Records for processing |

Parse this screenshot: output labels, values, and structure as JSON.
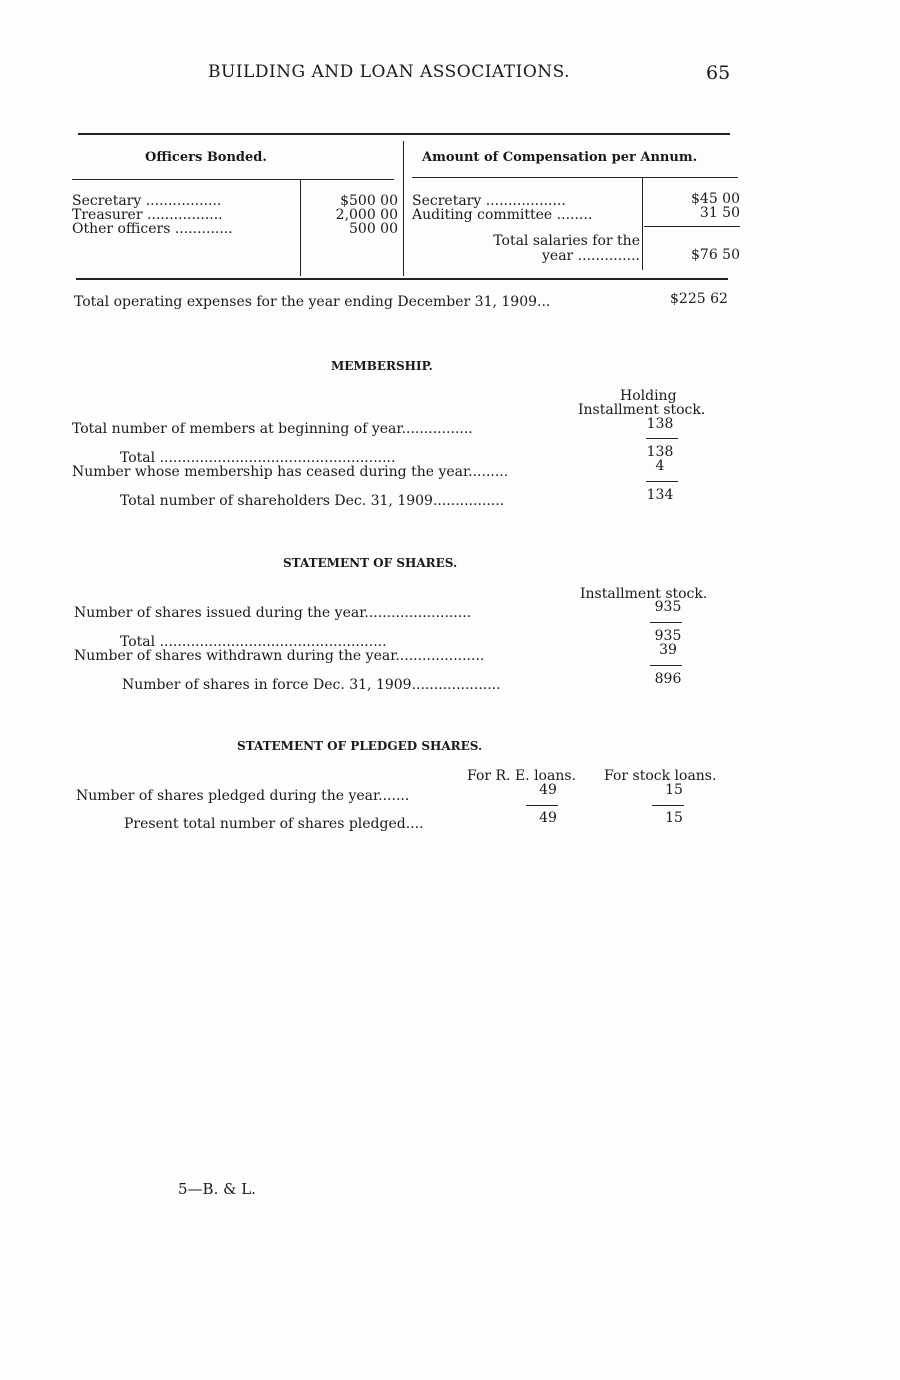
{
  "header": {
    "title": "BUILDING AND LOAN ASSOCIATIONS.",
    "page_number": "65"
  },
  "officers": {
    "left_heading": "Officers Bonded.",
    "right_heading": "Amount of Compensation per Annum.",
    "bonded": [
      {
        "label": "Secretary .................",
        "value": "$500 00"
      },
      {
        "label": "Treasurer .................",
        "value": "2,000 00"
      },
      {
        "label": "Other officers .............",
        "value": "500 00"
      }
    ],
    "compensation": [
      {
        "label": "Secretary ..................",
        "value": "$45 00"
      },
      {
        "label": "Auditing committee ........",
        "value": "31 50"
      }
    ],
    "total_label_1": "Total salaries for the",
    "total_label_2": "year ..............",
    "total_value": "$76 50"
  },
  "operating": {
    "label": "Total operating expenses for the year ending December 31, 1909...",
    "value": "$225 62"
  },
  "membership": {
    "heading": "MEMBERSHIP.",
    "col_1": "Holding",
    "col_2": "Installment stock.",
    "rows": [
      {
        "label": "Total number of members at beginning of year................",
        "value": "138"
      },
      {
        "label": "Total .....................................................",
        "value": "138"
      },
      {
        "label": "Number whose membership has ceased during the year.........",
        "value": "4"
      },
      {
        "label": "Total number of shareholders Dec. 31, 1909................",
        "value": "134"
      }
    ]
  },
  "shares": {
    "heading": "STATEMENT OF SHARES.",
    "col": "Installment stock.",
    "rows": [
      {
        "label": "Number of shares issued during the year........................",
        "value": "935"
      },
      {
        "label": "Total ...................................................",
        "value": "935"
      },
      {
        "label": "Number of shares withdrawn during the year....................",
        "value": "39"
      },
      {
        "label": "Number of shares in force Dec. 31, 1909....................",
        "value": "896"
      }
    ]
  },
  "pledged": {
    "heading": "STATEMENT OF PLEDGED SHARES.",
    "col_1": "For R. E. loans.",
    "col_2": "For stock loans.",
    "rows": [
      {
        "label": "Number of shares pledged during the year.......",
        "v1": "49",
        "v2": "15"
      },
      {
        "label": "Present total number of shares pledged....",
        "v1": "49",
        "v2": "15"
      }
    ]
  },
  "footer": {
    "signature": "5—B. & L."
  }
}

What this task involves | Copy all lines from the material that contain "during".

Output below |
        "label": "Number whose membership has ceased during the year.........",
        "label": "Number of shares issued during the year........................",
        "label": "Number of shares withdrawn during the year....................",
        "label": "Number of shares pledged during the year.......",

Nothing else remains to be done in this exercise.